» **STATED GOAL**
How many of the lines below contain "source"? Answer with that number alone.

» **MATERIAL PROVIDED**
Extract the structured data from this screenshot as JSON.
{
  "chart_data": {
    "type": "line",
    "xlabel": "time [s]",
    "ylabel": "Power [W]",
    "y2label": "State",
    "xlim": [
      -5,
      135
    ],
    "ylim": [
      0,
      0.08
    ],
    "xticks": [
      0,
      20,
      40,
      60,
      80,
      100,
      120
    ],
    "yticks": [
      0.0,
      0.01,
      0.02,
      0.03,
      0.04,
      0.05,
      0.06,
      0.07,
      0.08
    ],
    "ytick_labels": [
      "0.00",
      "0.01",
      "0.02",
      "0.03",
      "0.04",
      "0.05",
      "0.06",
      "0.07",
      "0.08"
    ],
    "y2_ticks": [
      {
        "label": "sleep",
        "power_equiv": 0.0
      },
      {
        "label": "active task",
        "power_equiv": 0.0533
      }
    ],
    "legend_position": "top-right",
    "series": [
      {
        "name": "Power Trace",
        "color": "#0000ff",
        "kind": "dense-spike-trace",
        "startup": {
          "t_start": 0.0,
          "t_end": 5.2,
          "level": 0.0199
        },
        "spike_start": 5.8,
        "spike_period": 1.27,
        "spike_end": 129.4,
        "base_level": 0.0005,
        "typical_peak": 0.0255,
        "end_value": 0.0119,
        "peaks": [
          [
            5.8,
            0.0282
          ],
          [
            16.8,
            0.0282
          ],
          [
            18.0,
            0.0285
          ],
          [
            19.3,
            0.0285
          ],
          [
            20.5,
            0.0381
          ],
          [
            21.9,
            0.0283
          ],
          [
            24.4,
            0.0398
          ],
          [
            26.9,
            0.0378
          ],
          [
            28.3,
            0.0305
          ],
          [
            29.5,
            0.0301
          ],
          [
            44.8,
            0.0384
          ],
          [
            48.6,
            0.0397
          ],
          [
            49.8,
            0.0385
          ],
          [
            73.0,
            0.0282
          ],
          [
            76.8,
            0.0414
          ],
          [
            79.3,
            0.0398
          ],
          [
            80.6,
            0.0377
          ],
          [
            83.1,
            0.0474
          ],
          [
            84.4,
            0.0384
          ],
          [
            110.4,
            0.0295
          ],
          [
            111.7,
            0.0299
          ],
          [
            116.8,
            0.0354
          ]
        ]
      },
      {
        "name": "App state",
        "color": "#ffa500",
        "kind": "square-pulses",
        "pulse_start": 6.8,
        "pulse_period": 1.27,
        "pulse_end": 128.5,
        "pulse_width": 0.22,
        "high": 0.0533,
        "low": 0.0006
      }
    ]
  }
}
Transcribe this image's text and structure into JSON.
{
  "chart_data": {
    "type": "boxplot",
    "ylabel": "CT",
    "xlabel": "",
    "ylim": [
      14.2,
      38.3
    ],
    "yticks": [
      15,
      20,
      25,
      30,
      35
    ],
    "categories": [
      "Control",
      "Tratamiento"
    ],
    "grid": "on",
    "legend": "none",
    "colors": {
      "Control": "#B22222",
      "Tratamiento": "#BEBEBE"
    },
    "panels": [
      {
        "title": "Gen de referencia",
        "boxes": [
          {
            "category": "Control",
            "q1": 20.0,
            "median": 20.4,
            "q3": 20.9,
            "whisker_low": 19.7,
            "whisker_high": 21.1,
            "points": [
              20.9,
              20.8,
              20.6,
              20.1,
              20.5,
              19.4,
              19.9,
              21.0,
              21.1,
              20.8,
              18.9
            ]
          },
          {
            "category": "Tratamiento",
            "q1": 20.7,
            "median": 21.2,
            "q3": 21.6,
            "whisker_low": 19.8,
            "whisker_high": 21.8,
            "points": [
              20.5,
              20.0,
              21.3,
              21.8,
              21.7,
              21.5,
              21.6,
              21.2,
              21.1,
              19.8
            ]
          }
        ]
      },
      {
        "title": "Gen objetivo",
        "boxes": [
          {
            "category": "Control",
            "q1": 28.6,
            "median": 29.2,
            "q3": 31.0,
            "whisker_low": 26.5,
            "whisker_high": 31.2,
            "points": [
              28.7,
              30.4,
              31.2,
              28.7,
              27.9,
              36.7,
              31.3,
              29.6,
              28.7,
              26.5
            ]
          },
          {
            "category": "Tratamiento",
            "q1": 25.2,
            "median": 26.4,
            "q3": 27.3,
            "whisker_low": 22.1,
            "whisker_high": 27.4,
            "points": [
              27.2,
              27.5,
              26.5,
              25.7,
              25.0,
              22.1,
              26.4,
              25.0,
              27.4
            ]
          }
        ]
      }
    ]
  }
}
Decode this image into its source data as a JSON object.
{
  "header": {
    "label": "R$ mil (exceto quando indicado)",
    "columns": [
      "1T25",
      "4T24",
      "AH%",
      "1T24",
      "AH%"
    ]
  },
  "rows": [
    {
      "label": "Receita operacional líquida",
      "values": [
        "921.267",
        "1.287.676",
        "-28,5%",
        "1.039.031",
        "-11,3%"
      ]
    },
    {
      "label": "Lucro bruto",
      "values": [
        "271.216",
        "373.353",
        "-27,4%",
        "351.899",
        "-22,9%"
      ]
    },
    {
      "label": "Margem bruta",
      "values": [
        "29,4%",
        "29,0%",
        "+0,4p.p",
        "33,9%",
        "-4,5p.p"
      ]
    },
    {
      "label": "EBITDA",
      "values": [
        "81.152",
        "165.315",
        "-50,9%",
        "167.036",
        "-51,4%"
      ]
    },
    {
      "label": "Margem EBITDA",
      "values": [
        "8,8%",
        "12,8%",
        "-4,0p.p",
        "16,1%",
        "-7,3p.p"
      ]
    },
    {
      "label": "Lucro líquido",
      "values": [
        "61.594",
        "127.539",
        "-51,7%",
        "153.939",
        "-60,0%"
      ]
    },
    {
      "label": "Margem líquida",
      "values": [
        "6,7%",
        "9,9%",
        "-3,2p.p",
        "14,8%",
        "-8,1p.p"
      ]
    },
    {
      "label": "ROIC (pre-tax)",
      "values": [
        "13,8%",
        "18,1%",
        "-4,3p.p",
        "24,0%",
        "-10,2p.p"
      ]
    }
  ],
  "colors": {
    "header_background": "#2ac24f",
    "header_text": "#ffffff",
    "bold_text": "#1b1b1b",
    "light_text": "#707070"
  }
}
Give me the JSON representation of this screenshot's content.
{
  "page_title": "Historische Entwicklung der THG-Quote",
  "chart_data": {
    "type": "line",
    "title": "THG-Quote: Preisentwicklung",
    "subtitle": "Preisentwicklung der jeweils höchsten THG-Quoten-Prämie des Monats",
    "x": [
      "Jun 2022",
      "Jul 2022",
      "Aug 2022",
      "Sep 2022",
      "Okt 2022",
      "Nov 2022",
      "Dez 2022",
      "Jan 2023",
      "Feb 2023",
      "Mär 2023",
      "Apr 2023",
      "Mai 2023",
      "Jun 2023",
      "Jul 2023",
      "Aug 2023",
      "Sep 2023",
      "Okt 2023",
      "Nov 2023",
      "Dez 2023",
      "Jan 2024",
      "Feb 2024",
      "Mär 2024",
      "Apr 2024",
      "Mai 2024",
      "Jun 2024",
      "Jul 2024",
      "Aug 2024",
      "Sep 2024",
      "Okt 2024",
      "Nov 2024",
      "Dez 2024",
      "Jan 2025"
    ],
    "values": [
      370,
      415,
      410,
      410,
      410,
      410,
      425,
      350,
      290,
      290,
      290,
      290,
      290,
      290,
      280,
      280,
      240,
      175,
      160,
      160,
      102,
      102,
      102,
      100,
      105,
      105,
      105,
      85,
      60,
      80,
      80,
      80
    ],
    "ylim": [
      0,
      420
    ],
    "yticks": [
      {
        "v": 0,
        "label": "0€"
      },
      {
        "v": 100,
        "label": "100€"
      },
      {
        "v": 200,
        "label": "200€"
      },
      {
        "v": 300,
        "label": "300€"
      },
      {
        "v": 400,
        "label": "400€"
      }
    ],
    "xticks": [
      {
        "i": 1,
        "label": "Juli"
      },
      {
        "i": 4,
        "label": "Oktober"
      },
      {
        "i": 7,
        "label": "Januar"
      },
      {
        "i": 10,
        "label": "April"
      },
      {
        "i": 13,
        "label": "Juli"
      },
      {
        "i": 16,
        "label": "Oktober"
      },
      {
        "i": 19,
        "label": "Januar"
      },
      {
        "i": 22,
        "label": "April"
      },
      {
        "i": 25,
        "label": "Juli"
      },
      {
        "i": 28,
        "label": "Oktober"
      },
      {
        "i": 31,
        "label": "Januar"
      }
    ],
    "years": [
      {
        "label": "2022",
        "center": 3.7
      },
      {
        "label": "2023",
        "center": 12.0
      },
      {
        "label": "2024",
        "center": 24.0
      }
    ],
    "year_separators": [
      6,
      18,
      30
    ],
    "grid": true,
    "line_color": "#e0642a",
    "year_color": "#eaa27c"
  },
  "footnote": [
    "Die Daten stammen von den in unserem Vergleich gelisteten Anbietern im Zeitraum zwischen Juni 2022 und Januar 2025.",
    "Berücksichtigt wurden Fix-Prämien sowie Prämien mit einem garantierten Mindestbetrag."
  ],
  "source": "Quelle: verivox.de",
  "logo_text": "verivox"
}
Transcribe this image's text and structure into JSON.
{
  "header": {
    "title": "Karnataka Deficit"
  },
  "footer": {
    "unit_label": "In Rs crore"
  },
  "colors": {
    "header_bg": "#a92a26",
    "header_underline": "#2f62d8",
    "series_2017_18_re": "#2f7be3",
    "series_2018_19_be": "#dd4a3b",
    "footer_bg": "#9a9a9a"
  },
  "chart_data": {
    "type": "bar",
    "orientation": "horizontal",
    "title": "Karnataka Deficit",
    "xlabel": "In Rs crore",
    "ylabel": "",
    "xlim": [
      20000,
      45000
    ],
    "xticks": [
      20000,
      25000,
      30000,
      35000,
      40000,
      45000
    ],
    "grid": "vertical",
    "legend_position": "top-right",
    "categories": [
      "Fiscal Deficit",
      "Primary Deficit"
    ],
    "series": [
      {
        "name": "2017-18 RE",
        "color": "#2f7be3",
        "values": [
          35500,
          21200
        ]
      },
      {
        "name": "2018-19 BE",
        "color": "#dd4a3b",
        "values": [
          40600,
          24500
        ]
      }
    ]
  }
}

» **TASK SOLUTION**
2